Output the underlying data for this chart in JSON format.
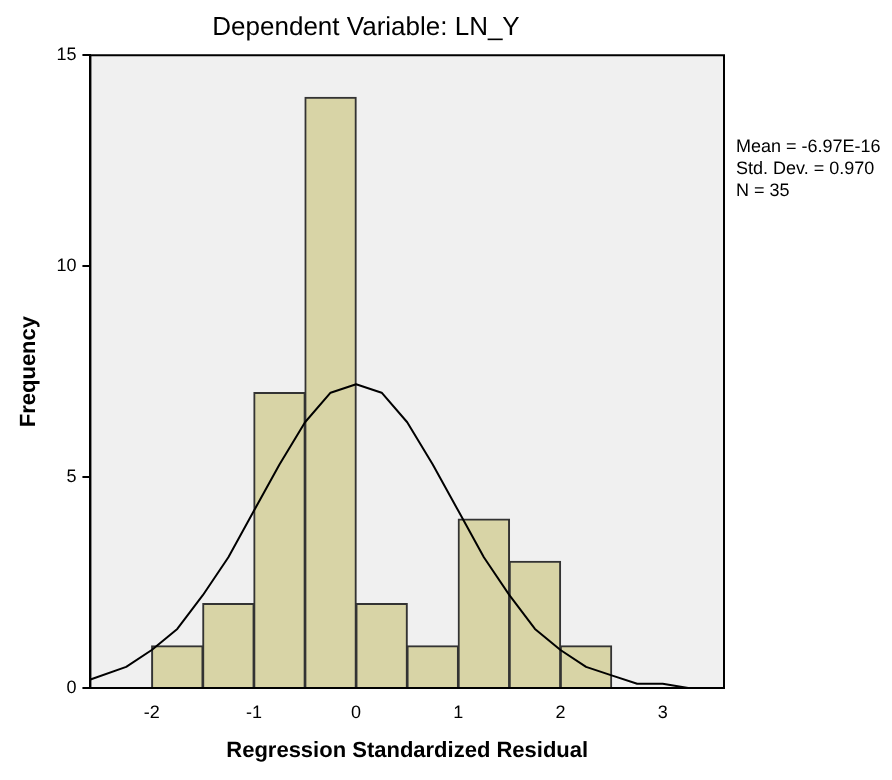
{
  "chart_data": {
    "type": "histogram",
    "title": "Dependent Variable: LN_Y",
    "xlabel": "Regression Standardized Residual",
    "ylabel": "Frequency",
    "bins": [
      -2,
      -1.5,
      -1,
      -0.5,
      0,
      0.5,
      1,
      1.5,
      2,
      2.5
    ],
    "values": [
      1,
      2,
      7,
      14,
      2,
      1,
      4,
      3,
      1
    ],
    "color": "#d8d4a6",
    "series": [
      {
        "type": "line",
        "color": "#000000",
        "x": [
          -2.6,
          -2.25,
          -2,
          -1.75,
          -1.5,
          -1.25,
          -1,
          -0.75,
          -0.5,
          -0.25,
          0,
          0.25,
          0.5,
          0.75,
          1,
          1.25,
          1.5,
          1.75,
          2,
          2.25,
          2.5,
          2.75,
          3,
          3.25,
          3.6
        ],
        "values": [
          0.2,
          0.5,
          0.9,
          1.4,
          2.2,
          3.1,
          4.2,
          5.3,
          6.3,
          7,
          7.2,
          7,
          6.3,
          5.3,
          4.2,
          3.1,
          2.2,
          1.4,
          0.9,
          0.5,
          0.3,
          0.1,
          0.1,
          0,
          0
        ]
      }
    ],
    "xlim": [
      -2.6,
      3.6
    ],
    "ylim": [
      0,
      15
    ],
    "xticks": [
      -2,
      -1,
      0,
      1,
      2,
      3
    ],
    "yticks": [
      0,
      5,
      10,
      15
    ],
    "annotations": [
      "Mean = -6.97E-16",
      "Std. Dev. = 0.970",
      "N = 35"
    ],
    "grid": false,
    "legend": false,
    "marker": "none",
    "line_style": "solid"
  }
}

#####

Quote the entries in full. Any image among them is to be omitted from the copy.

Output the underlying data for this chart in JSON format.
{
  "chart_data": {
    "type": "histogram",
    "title": "Dependent Variable: LN_Y",
    "xlabel": "Regression Standardized Residual",
    "ylabel": "Frequency",
    "bins": [
      -2,
      -1.5,
      -1,
      -0.5,
      0,
      0.5,
      1,
      1.5,
      2,
      2.5
    ],
    "values": [
      1,
      2,
      7,
      14,
      2,
      1,
      4,
      3,
      1
    ],
    "color": "#d8d4a6",
    "series": [
      {
        "type": "line",
        "color": "#000000",
        "x": [
          -2.6,
          -2.25,
          -2,
          -1.75,
          -1.5,
          -1.25,
          -1,
          -0.75,
          -0.5,
          -0.25,
          0,
          0.25,
          0.5,
          0.75,
          1,
          1.25,
          1.5,
          1.75,
          2,
          2.25,
          2.5,
          2.75,
          3,
          3.25,
          3.6
        ],
        "values": [
          0.2,
          0.5,
          0.9,
          1.4,
          2.2,
          3.1,
          4.2,
          5.3,
          6.3,
          7,
          7.2,
          7,
          6.3,
          5.3,
          4.2,
          3.1,
          2.2,
          1.4,
          0.9,
          0.5,
          0.3,
          0.1,
          0.1,
          0,
          0
        ]
      }
    ],
    "xlim": [
      -2.6,
      3.6
    ],
    "ylim": [
      0,
      15
    ],
    "xticks": [
      -2,
      -1,
      0,
      1,
      2,
      3
    ],
    "yticks": [
      0,
      5,
      10,
      15
    ],
    "annotations": [
      "Mean = -6.97E-16",
      "Std. Dev. = 0.970",
      "N = 35"
    ],
    "grid": false,
    "legend": false,
    "marker": "none",
    "line_style": "solid"
  }
}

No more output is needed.